• [Supplied information]

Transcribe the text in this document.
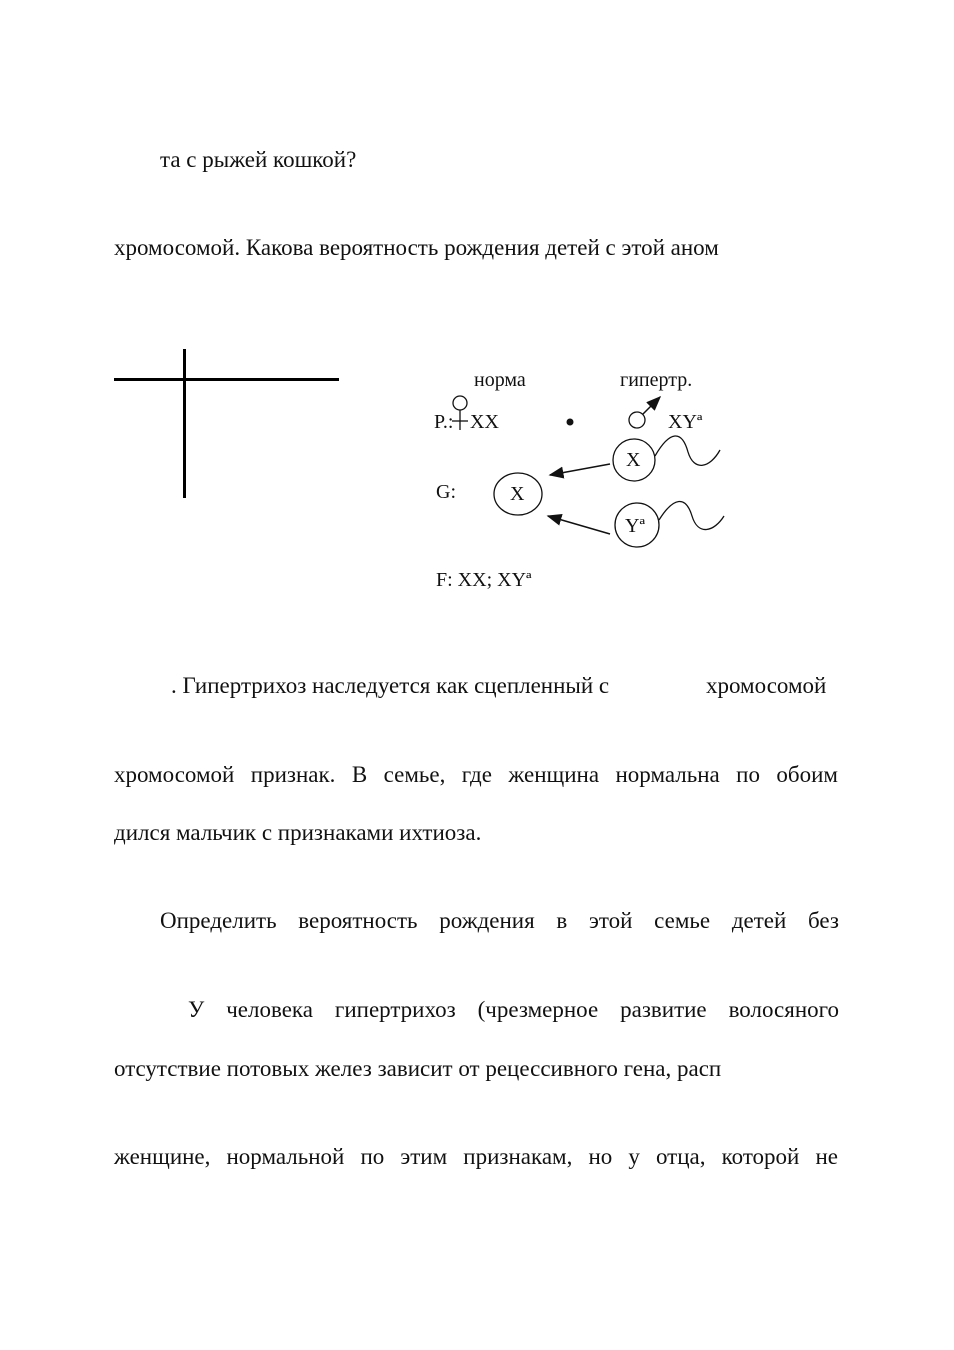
та с рыжей кошкой?
хромосомой. Какова вероятность рождения детей с этой аном
норма	гипертр.
P.: XX	XYª
G:	X
X
Yª
F: XX; XYª
. Гипертрихоз наследуется как сцепленный с	хромосомой
хромосомой признак. В семье, где женщина нормальна по обоим
дился мальчик с признаками ихтиоза.
Определить вероятность рождения в этой семье детей без
У человека гипертрихоз (чрезмерное развитие волосяного
отсутствие потовых желез зависит от рецессивного гена, расп
женщине, нормальной по этим признакам, но у отца, которой не
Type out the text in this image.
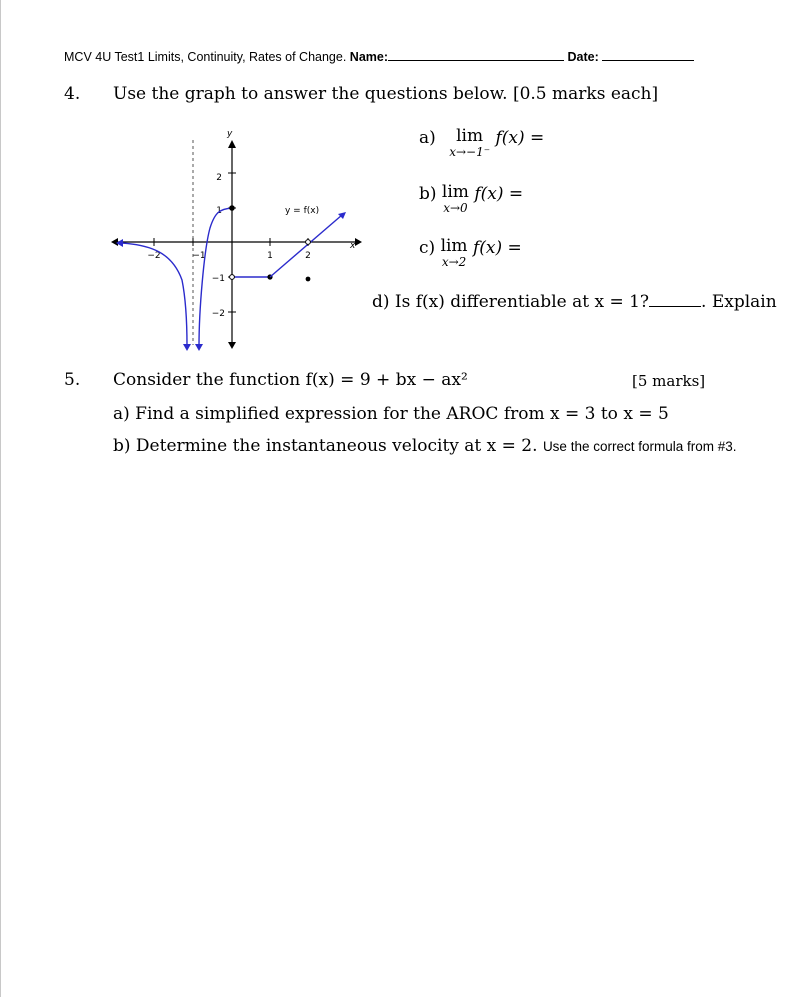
MCV 4U Test1 Limits, Continuity, Rates of Change. Name:	Date:
4. Use the graph to answer the questions below. [0.5 marks each]
−2	−1	1	2
2
1
−1
−2
x
y
y = f(x)
a)	lim
x→−1⁻
f(x) =
b) lim
x→0
f(x) =
c) lim
x→2
f(x) =
d) Is f(x) differentiable at x = 1?	. Explain
5. Consider the function f(x) = 9 + bx − ax²	[5 marks]
a) Find a simplified expression for the AROC from x = 3 to x = 5
b) Determine the instantaneous velocity at x = 2. Use the correct formula from #3.
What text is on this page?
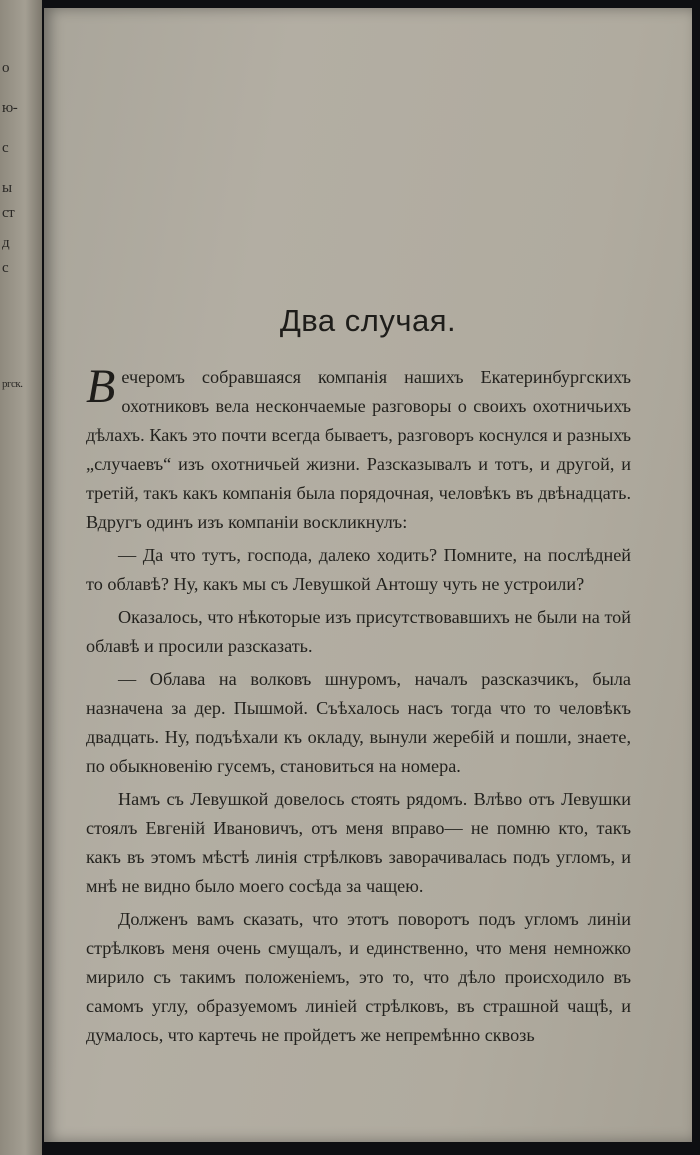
о
ю-
с
ы
ст
д
с
ргск.
Два случая.

Вечеромъ собравшаяся компанія нашихъ Екатеринбургскихъ охотниковъ вела нескончаемые разговоры о своихъ охотничьихъ дѣлахъ. Какъ это почти всегда бываетъ, разговоръ коснулся и разныхъ „случаевъ“ изъ охотничьей жизни. Разсказывалъ и тотъ, и другой, и третій, такъ какъ компанія была порядочная, человѣкъ въ двѣнадцать. Вдругъ одинъ изъ компаніи воскликнулъ:

— Да что тутъ, господа, далеко ходить? Помните, на послѣдней то облавѣ? Ну, какъ мы съ Левушкой Антошу чуть не устроили?

Оказалось, что нѣкоторые изъ присутствовавшихъ не были на той облавѣ и просили разсказать.

— Облава на волковъ шнуромъ, началъ разсказчикъ, была назначена за дер. Пышмой. Съѣхалось насъ тогда что то человѣкъ двадцать. Ну, подъѣхали къ окладу, вынули жеребій и пошли, знаете, по обыкновенію гусемъ, становиться на номера.

Намъ съ Левушкой довелось стоять рядомъ. Влѣво отъ Левушки стоялъ Евгеній Ивановичъ, отъ меня вправо— не помню кто, такъ какъ въ этомъ мѣстѣ линія стрѣлковъ заворачивалась подъ угломъ, и мнѣ не видно было моего сосѣда за чащею.

Долженъ вамъ сказать, что этотъ поворотъ подъ угломъ линіи стрѣлковъ меня очень смущалъ, и единственно, что меня немножко мирило съ такимъ положеніемъ, это то, что дѣло происходило въ самомъ углу, образуемомъ линіей стрѣлковъ, въ страшной чащѣ, и думалось, что картечь не пройдетъ же непремѣнно сквозь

• [Given problem]
Output every entry verbatim. Pictures do not belong in the copy.

• [Answer]
Transcribe the text in this document.
та с рыжей кошкой?
хромосомой. Какова вероятность рождения детей с этой аном
норма	гипертр.
P.: XX	XYª
G:	X
X
Yª
F: XX; XYª
. Гипертрихоз наследуется как сцепленный с	хромосомой
хромосомой признак. В семье, где женщина нормальна по обоим
дился мальчик с признаками ихтиоза.
Определить вероятность рождения в этой семье детей без
У человека гипертрихоз (чрезмерное развитие волосяного
отсутствие потовых желез зависит от рецессивного гена, расп
женщине, нормальной по этим признакам, но у отца, которой не
Type out the text in this image.
MCV 4U Test1 Limits, Continuity, Rates of Change. Name:	Date:
4. Use the graph to answer the questions below. [0.5 marks each]
−2	−1	1	2
2
1
−1
−2
x
y
y = f(x)
a)	lim
x→−1⁻
f(x) =
b) lim
x→0
f(x) =
c) lim
x→2
f(x) =
d) Is f(x) differentiable at x = 1?	. Explain
5. Consider the function f(x) = 9 + bx − ax²	[5 marks]
a) Find a simplified expression for the AROC from x = 3 to x = 5
b) Determine the instantaneous velocity at x = 2. Use the correct formula from #3.
What text is on this page?
о
ю-
с
ы
ст
д
с
ргск.
Два случая.

Вечеромъ собравшаяся компанія нашихъ Екатеринбургскихъ охотниковъ вела нескончаемые разговоры о своихъ охотничьихъ дѣлахъ. Какъ это почти всегда бываетъ, разговоръ коснулся и разныхъ „случаевъ“ изъ охотничьей жизни. Разсказывалъ и тотъ, и другой, и третій, такъ какъ компанія была порядочная, человѣкъ въ двѣнадцать. Вдругъ одинъ изъ компаніи воскликнулъ:

— Да что тутъ, господа, далеко ходить? Помните, на послѣдней то облавѣ? Ну, какъ мы съ Левушкой Антошу чуть не устроили?

Оказалось, что нѣкоторые изъ присутствовавшихъ не были на той облавѣ и просили разсказать.

— Облава на волковъ шнуромъ, началъ разсказчикъ, была назначена за дер. Пышмой. Съѣхалось насъ тогда что то человѣкъ двадцать. Ну, подъѣхали къ окладу, вынули жеребій и пошли, знаете, по обыкновенію гусемъ, становиться на номера.

Намъ съ Левушкой довелось стоять рядомъ. Влѣво отъ Левушки стоялъ Евгеній Ивановичъ, отъ меня вправо— не помню кто, такъ какъ въ этомъ мѣстѣ линія стрѣлковъ заворачивалась подъ угломъ, и мнѣ не видно было моего сосѣда за чащею.

Долженъ вамъ сказать, что этотъ поворотъ подъ угломъ линіи стрѣлковъ меня очень смущалъ, и единственно, что меня немножко мирило съ такимъ положеніемъ, это то, что дѣло происходило въ самомъ углу, образуемомъ линіей стрѣлковъ, въ страшной чащѣ, и думалось, что картечь не пройдетъ же непремѣнно сквозь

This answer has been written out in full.